:: Excerpted data ::
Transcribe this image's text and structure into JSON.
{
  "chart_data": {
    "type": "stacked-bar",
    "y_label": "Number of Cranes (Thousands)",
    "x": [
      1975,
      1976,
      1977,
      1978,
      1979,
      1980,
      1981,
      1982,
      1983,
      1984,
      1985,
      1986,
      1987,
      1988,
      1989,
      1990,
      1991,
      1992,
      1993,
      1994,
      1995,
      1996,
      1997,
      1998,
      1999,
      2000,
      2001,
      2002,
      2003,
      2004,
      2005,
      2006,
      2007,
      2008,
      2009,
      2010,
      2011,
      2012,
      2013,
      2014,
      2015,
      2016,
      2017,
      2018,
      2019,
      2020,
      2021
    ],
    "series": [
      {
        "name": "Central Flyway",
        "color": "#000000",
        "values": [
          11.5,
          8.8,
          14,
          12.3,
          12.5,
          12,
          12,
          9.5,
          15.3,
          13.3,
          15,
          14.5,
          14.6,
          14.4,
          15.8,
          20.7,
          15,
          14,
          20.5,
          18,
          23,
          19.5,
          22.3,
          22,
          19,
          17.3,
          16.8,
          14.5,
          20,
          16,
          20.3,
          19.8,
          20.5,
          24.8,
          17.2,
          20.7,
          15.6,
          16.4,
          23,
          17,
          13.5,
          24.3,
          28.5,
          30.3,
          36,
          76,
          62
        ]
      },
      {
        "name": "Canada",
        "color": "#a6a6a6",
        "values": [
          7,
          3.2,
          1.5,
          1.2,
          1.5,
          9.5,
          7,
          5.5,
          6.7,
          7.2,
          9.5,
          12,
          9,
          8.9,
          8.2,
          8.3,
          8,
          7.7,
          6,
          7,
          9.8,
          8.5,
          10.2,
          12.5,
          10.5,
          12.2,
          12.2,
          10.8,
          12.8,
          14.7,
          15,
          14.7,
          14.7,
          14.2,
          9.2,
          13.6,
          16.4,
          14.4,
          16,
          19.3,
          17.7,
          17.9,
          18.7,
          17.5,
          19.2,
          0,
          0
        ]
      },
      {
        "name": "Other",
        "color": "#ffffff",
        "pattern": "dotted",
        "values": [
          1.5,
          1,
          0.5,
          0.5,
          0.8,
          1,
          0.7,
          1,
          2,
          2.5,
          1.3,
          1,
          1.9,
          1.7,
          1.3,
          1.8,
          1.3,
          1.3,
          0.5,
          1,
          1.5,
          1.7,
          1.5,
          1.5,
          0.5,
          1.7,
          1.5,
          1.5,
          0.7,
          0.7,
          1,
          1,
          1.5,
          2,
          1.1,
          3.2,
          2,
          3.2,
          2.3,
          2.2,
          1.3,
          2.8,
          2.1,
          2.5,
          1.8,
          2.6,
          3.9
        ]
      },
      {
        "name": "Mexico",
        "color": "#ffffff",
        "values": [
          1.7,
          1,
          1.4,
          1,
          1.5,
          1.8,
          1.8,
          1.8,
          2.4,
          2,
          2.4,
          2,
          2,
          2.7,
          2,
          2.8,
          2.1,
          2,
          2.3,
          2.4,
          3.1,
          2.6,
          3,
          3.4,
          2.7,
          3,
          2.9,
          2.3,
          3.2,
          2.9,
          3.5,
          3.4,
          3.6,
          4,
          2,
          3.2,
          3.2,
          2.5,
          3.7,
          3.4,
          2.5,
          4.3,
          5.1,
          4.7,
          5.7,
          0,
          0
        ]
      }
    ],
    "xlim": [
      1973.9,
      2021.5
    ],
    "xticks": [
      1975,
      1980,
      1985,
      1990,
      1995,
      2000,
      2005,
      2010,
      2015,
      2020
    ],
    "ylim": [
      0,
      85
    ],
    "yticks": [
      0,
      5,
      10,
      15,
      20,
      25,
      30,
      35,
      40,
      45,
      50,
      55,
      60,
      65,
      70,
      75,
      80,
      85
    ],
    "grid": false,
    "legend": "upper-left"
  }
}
:::
## Task instructions
Exactly reproduce every record.

## Response for this exercise
Transcribe this image's text and structure into JSON.
{
  "chart_data": {
    "type": "stacked-bar",
    "y_label": "Number of Cranes (Thousands)",
    "x": [
      1975,
      1976,
      1977,
      1978,
      1979,
      1980,
      1981,
      1982,
      1983,
      1984,
      1985,
      1986,
      1987,
      1988,
      1989,
      1990,
      1991,
      1992,
      1993,
      1994,
      1995,
      1996,
      1997,
      1998,
      1999,
      2000,
      2001,
      2002,
      2003,
      2004,
      2005,
      2006,
      2007,
      2008,
      2009,
      2010,
      2011,
      2012,
      2013,
      2014,
      2015,
      2016,
      2017,
      2018,
      2019,
      2020,
      2021
    ],
    "series": [
      {
        "name": "Central Flyway",
        "color": "#000000",
        "values": [
          11.5,
          8.8,
          14,
          12.3,
          12.5,
          12,
          12,
          9.5,
          15.3,
          13.3,
          15,
          14.5,
          14.6,
          14.4,
          15.8,
          20.7,
          15,
          14,
          20.5,
          18,
          23,
          19.5,
          22.3,
          22,
          19,
          17.3,
          16.8,
          14.5,
          20,
          16,
          20.3,
          19.8,
          20.5,
          24.8,
          17.2,
          20.7,
          15.6,
          16.4,
          23,
          17,
          13.5,
          24.3,
          28.5,
          30.3,
          36,
          76,
          62
        ]
      },
      {
        "name": "Canada",
        "color": "#a6a6a6",
        "values": [
          7,
          3.2,
          1.5,
          1.2,
          1.5,
          9.5,
          7,
          5.5,
          6.7,
          7.2,
          9.5,
          12,
          9,
          8.9,
          8.2,
          8.3,
          8,
          7.7,
          6,
          7,
          9.8,
          8.5,
          10.2,
          12.5,
          10.5,
          12.2,
          12.2,
          10.8,
          12.8,
          14.7,
          15,
          14.7,
          14.7,
          14.2,
          9.2,
          13.6,
          16.4,
          14.4,
          16,
          19.3,
          17.7,
          17.9,
          18.7,
          17.5,
          19.2,
          0,
          0
        ]
      },
      {
        "name": "Other",
        "color": "#ffffff",
        "pattern": "dotted",
        "values": [
          1.5,
          1,
          0.5,
          0.5,
          0.8,
          1,
          0.7,
          1,
          2,
          2.5,
          1.3,
          1,
          1.9,
          1.7,
          1.3,
          1.8,
          1.3,
          1.3,
          0.5,
          1,
          1.5,
          1.7,
          1.5,
          1.5,
          0.5,
          1.7,
          1.5,
          1.5,
          0.7,
          0.7,
          1,
          1,
          1.5,
          2,
          1.1,
          3.2,
          2,
          3.2,
          2.3,
          2.2,
          1.3,
          2.8,
          2.1,
          2.5,
          1.8,
          2.6,
          3.9
        ]
      },
      {
        "name": "Mexico",
        "color": "#ffffff",
        "values": [
          1.7,
          1,
          1.4,
          1,
          1.5,
          1.8,
          1.8,
          1.8,
          2.4,
          2,
          2.4,
          2,
          2,
          2.7,
          2,
          2.8,
          2.1,
          2,
          2.3,
          2.4,
          3.1,
          2.6,
          3,
          3.4,
          2.7,
          3,
          2.9,
          2.3,
          3.2,
          2.9,
          3.5,
          3.4,
          3.6,
          4,
          2,
          3.2,
          3.2,
          2.5,
          3.7,
          3.4,
          2.5,
          4.3,
          5.1,
          4.7,
          5.7,
          0,
          0
        ]
      }
    ],
    "xlim": [
      1973.9,
      2021.5
    ],
    "xticks": [
      1975,
      1980,
      1985,
      1990,
      1995,
      2000,
      2005,
      2010,
      2015,
      2020
    ],
    "ylim": [
      0,
      85
    ],
    "yticks": [
      0,
      5,
      10,
      15,
      20,
      25,
      30,
      35,
      40,
      45,
      50,
      55,
      60,
      65,
      70,
      75,
      80,
      85
    ],
    "grid": false,
    "legend": "upper-left"
  }
}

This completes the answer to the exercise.